>> START

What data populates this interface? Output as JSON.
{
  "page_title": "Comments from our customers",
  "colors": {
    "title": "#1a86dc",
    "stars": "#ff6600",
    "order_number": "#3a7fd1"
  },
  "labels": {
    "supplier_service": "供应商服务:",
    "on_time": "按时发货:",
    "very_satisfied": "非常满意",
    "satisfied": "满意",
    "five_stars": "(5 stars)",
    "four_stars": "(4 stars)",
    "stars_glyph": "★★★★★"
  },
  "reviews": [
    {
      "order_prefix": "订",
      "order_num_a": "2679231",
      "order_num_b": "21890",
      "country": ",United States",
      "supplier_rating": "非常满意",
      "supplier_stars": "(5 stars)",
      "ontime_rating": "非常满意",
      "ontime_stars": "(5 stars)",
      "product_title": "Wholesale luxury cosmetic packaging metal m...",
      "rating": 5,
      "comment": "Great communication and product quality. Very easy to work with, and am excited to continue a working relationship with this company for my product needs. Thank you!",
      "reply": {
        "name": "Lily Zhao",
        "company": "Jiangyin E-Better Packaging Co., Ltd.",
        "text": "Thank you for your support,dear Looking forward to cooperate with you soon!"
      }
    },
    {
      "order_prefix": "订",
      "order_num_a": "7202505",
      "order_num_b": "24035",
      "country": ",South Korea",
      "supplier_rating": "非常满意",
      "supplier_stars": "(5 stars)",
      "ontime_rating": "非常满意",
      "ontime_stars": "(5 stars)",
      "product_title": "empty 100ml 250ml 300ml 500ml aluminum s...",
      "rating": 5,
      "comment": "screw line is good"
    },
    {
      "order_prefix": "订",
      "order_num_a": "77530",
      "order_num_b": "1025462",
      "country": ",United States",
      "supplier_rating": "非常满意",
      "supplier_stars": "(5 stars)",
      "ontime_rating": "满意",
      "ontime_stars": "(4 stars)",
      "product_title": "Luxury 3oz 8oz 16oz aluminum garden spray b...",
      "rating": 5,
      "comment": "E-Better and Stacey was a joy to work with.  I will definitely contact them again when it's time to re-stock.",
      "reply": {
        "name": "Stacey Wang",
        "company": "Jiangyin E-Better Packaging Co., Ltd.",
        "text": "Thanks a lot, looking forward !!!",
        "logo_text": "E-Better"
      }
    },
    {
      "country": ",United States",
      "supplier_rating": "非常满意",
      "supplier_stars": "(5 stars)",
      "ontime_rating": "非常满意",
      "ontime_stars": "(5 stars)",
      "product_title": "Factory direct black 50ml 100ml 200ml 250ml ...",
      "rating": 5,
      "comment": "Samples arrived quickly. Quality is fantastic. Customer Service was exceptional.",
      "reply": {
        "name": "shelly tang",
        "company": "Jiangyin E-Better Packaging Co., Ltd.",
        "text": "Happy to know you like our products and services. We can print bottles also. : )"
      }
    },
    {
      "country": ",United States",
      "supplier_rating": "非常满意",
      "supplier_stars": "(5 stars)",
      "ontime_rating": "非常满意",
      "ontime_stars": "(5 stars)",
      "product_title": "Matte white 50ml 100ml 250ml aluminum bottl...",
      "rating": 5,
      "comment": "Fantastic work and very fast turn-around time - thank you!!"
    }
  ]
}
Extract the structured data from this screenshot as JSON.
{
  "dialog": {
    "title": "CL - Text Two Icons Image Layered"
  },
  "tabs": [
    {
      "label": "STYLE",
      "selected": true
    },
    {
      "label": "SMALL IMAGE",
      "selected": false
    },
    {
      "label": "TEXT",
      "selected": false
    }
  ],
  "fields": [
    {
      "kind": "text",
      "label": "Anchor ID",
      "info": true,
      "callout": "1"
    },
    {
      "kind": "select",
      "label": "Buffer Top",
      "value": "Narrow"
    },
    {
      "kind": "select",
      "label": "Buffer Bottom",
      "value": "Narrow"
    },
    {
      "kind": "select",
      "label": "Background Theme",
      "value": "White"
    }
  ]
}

>> END

Aim: Return every record above exactly as it appears.

Task response:
What data populates this interface? Output as JSON.
{
  "page_title": "Comments from our customers",
  "colors": {
    "title": "#1a86dc",
    "stars": "#ff6600",
    "order_number": "#3a7fd1"
  },
  "labels": {
    "supplier_service": "供应商服务:",
    "on_time": "按时发货:",
    "very_satisfied": "非常满意",
    "satisfied": "满意",
    "five_stars": "(5 stars)",
    "four_stars": "(4 stars)",
    "stars_glyph": "★★★★★"
  },
  "reviews": [
    {
      "order_prefix": "订",
      "order_num_a": "2679231",
      "order_num_b": "21890",
      "country": ",United States",
      "supplier_rating": "非常满意",
      "supplier_stars": "(5 stars)",
      "ontime_rating": "非常满意",
      "ontime_stars": "(5 stars)",
      "product_title": "Wholesale luxury cosmetic packaging metal m...",
      "rating": 5,
      "comment": "Great communication and product quality. Very easy to work with, and am excited to continue a working relationship with this company for my product needs. Thank you!",
      "reply": {
        "name": "Lily Zhao",
        "company": "Jiangyin E-Better Packaging Co., Ltd.",
        "text": "Thank you for your support,dear Looking forward to cooperate with you soon!"
      }
    },
    {
      "order_prefix": "订",
      "order_num_a": "7202505",
      "order_num_b": "24035",
      "country": ",South Korea",
      "supplier_rating": "非常满意",
      "supplier_stars": "(5 stars)",
      "ontime_rating": "非常满意",
      "ontime_stars": "(5 stars)",
      "product_title": "empty 100ml 250ml 300ml 500ml aluminum s...",
      "rating": 5,
      "comment": "screw line is good"
    },
    {
      "order_prefix": "订",
      "order_num_a": "77530",
      "order_num_b": "1025462",
      "country": ",United States",
      "supplier_rating": "非常满意",
      "supplier_stars": "(5 stars)",
      "ontime_rating": "满意",
      "ontime_stars": "(4 stars)",
      "product_title": "Luxury 3oz 8oz 16oz aluminum garden spray b...",
      "rating": 5,
      "comment": "E-Better and Stacey was a joy to work with.  I will definitely contact them again when it's time to re-stock.",
      "reply": {
        "name": "Stacey Wang",
        "company": "Jiangyin E-Better Packaging Co., Ltd.",
        "text": "Thanks a lot, looking forward !!!",
        "logo_text": "E-Better"
      }
    },
    {
      "country": ",United States",
      "supplier_rating": "非常满意",
      "supplier_stars": "(5 stars)",
      "ontime_rating": "非常满意",
      "ontime_stars": "(5 stars)",
      "product_title": "Factory direct black 50ml 100ml 200ml 250ml ...",
      "rating": 5,
      "comment": "Samples arrived quickly. Quality is fantastic. Customer Service was exceptional.",
      "reply": {
        "name": "shelly tang",
        "company": "Jiangyin E-Better Packaging Co., Ltd.",
        "text": "Happy to know you like our products and services. We can print bottles also. : )"
      }
    },
    {
      "country": ",United States",
      "supplier_rating": "非常满意",
      "supplier_stars": "(5 stars)",
      "ontime_rating": "非常满意",
      "ontime_stars": "(5 stars)",
      "product_title": "Matte white 50ml 100ml 250ml aluminum bottl...",
      "rating": 5,
      "comment": "Fantastic work and very fast turn-around time - thank you!!"
    }
  ]
}
Extract the structured data from this screenshot as JSON.
{
  "dialog": {
    "title": "CL - Text Two Icons Image Layered"
  },
  "tabs": [
    {
      "label": "STYLE",
      "selected": true
    },
    {
      "label": "SMALL IMAGE",
      "selected": false
    },
    {
      "label": "TEXT",
      "selected": false
    }
  ],
  "fields": [
    {
      "kind": "text",
      "label": "Anchor ID",
      "info": true,
      "callout": "1"
    },
    {
      "kind": "select",
      "label": "Buffer Top",
      "value": "Narrow"
    },
    {
      "kind": "select",
      "label": "Buffer Bottom",
      "value": "Narrow"
    },
    {
      "kind": "select",
      "label": "Background Theme",
      "value": "White"
    }
  ]
}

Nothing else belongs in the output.